** Begin Data extract **

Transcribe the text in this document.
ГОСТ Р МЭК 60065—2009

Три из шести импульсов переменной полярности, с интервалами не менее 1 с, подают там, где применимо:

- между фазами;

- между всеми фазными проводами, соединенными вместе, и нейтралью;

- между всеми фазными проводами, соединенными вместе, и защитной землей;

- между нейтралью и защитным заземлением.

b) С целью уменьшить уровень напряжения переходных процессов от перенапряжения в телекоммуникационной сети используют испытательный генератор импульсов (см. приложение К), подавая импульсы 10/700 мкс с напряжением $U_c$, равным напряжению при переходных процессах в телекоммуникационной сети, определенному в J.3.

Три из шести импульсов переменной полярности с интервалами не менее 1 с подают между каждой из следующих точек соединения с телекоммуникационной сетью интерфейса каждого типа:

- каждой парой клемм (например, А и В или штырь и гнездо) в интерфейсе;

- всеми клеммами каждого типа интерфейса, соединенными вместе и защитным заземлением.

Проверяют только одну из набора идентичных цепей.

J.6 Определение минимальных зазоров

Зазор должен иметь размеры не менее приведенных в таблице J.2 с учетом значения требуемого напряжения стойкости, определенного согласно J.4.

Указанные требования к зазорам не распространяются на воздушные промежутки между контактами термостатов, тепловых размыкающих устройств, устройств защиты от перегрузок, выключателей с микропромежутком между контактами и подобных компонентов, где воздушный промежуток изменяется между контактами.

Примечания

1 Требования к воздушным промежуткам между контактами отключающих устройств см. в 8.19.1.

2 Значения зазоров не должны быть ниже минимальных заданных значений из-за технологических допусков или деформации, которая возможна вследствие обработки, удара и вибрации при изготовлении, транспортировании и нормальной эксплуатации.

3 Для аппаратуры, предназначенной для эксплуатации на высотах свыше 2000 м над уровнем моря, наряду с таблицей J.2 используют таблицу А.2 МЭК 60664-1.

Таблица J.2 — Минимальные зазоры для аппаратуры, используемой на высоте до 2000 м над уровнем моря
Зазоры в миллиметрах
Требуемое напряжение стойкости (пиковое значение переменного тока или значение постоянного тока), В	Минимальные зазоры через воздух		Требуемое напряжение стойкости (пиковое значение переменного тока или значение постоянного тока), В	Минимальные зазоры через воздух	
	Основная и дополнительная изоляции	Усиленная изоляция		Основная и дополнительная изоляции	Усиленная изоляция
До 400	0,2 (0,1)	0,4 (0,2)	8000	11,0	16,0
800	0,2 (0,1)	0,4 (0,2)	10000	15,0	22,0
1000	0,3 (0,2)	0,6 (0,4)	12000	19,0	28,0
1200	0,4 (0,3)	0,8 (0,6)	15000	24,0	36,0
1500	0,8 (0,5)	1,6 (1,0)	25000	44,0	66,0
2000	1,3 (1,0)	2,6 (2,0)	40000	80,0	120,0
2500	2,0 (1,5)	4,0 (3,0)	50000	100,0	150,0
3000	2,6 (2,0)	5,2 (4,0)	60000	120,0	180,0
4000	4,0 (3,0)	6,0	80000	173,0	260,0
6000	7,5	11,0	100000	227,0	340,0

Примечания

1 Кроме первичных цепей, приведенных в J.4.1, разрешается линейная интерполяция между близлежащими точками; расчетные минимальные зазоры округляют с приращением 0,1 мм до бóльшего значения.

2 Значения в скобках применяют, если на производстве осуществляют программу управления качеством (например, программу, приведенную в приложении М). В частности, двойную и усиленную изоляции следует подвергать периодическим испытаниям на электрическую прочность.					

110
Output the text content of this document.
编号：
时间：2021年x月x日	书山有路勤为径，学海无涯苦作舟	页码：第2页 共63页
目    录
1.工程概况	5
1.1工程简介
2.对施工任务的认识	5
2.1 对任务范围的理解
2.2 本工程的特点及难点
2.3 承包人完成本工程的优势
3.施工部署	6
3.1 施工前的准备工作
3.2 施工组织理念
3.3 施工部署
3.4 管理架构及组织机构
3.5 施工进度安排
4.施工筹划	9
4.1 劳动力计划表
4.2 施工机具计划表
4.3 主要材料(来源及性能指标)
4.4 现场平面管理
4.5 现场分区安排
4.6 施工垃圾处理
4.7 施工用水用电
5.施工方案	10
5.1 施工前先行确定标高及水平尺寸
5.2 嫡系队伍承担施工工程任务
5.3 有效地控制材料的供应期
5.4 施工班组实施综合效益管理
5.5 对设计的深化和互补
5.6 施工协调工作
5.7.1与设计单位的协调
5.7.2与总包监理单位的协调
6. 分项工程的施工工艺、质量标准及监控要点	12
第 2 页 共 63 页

** End Data extract **

Problem to work on:
Write every record out again, unaltered.

Complete response:
Transcribe the text in this document.
ГОСТ Р МЭК 60065—2009

Три из шести импульсов переменной полярности, с интервалами не менее 1 с, подают там, где применимо:

- между фазами;

- между всеми фазными проводами, соединенными вместе, и нейтралью;

- между всеми фазными проводами, соединенными вместе, и защитной землей;

- между нейтралью и защитным заземлением.

b) С целью уменьшить уровень напряжения переходных процессов от перенапряжения в телекоммуникационной сети используют испытательный генератор импульсов (см. приложение К), подавая импульсы 10/700 мкс с напряжением $U_c$, равным напряжению при переходных процессах в телекоммуникационной сети, определенному в J.3.

Три из шести импульсов переменной полярности с интервалами не менее 1 с подают между каждой из следующих точек соединения с телекоммуникационной сетью интерфейса каждого типа:

- каждой парой клемм (например, А и В или штырь и гнездо) в интерфейсе;

- всеми клеммами каждого типа интерфейса, соединенными вместе и защитным заземлением.

Проверяют только одну из набора идентичных цепей.

J.6 Определение минимальных зазоров

Зазор должен иметь размеры не менее приведенных в таблице J.2 с учетом значения требуемого напряжения стойкости, определенного согласно J.4.

Указанные требования к зазорам не распространяются на воздушные промежутки между контактами термостатов, тепловых размыкающих устройств, устройств защиты от перегрузок, выключателей с микропромежутком между контактами и подобных компонентов, где воздушный промежуток изменяется между контактами.

Примечания

1 Требования к воздушным промежуткам между контактами отключающих устройств см. в 8.19.1.

2 Значения зазоров не должны быть ниже минимальных заданных значений из-за технологических допусков или деформации, которая возможна вследствие обработки, удара и вибрации при изготовлении, транспортировании и нормальной эксплуатации.

3 Для аппаратуры, предназначенной для эксплуатации на высотах свыше 2000 м над уровнем моря, наряду с таблицей J.2 используют таблицу А.2 МЭК 60664-1.

Таблица J.2 — Минимальные зазоры для аппаратуры, используемой на высоте до 2000 м над уровнем моря
Зазоры в миллиметрах
Требуемое напряжение стойкости (пиковое значение переменного тока или значение постоянного тока), В	Минимальные зазоры через воздух		Требуемое напряжение стойкости (пиковое значение переменного тока или значение постоянного тока), В	Минимальные зазоры через воздух	
	Основная и дополнительная изоляции	Усиленная изоляция		Основная и дополнительная изоляции	Усиленная изоляция
До 400	0,2 (0,1)	0,4 (0,2)	8000	11,0	16,0
800	0,2 (0,1)	0,4 (0,2)	10000	15,0	22,0
1000	0,3 (0,2)	0,6 (0,4)	12000	19,0	28,0
1200	0,4 (0,3)	0,8 (0,6)	15000	24,0	36,0
1500	0,8 (0,5)	1,6 (1,0)	25000	44,0	66,0
2000	1,3 (1,0)	2,6 (2,0)	40000	80,0	120,0
2500	2,0 (1,5)	4,0 (3,0)	50000	100,0	150,0
3000	2,6 (2,0)	5,2 (4,0)	60000	120,0	180,0
4000	4,0 (3,0)	6,0	80000	173,0	260,0
6000	7,5	11,0	100000	227,0	340,0

Примечания

1 Кроме первичных цепей, приведенных в J.4.1, разрешается линейная интерполяция между близлежащими точками; расчетные минимальные зазоры округляют с приращением 0,1 мм до бóльшего значения.

2 Значения в скобках применяют, если на производстве осуществляют программу управления качеством (например, программу, приведенную в приложении М). В частности, двойную и усиленную изоляции следует подвергать периодическим испытаниям на электрическую прочность.					

110
Output the text content of this document.
编号：
时间：2021年x月x日	书山有路勤为径，学海无涯苦作舟	页码：第2页 共63页
目    录
1.工程概况	5
1.1工程简介
2.对施工任务的认识	5
2.1 对任务范围的理解
2.2 本工程的特点及难点
2.3 承包人完成本工程的优势
3.施工部署	6
3.1 施工前的准备工作
3.2 施工组织理念
3.3 施工部署
3.4 管理架构及组织机构
3.5 施工进度安排
4.施工筹划	9
4.1 劳动力计划表
4.2 施工机具计划表
4.3 主要材料(来源及性能指标)
4.4 现场平面管理
4.5 现场分区安排
4.6 施工垃圾处理
4.7 施工用水用电
5.施工方案	10
5.1 施工前先行确定标高及水平尺寸
5.2 嫡系队伍承担施工工程任务
5.3 有效地控制材料的供应期
5.4 施工班组实施综合效益管理
5.5 对设计的深化和互补
5.6 施工协调工作
5.7.1与设计单位的协调
5.7.2与总包监理单位的协调
6. 分项工程的施工工艺、质量标准及监控要点	12
第 2 页 共 63 页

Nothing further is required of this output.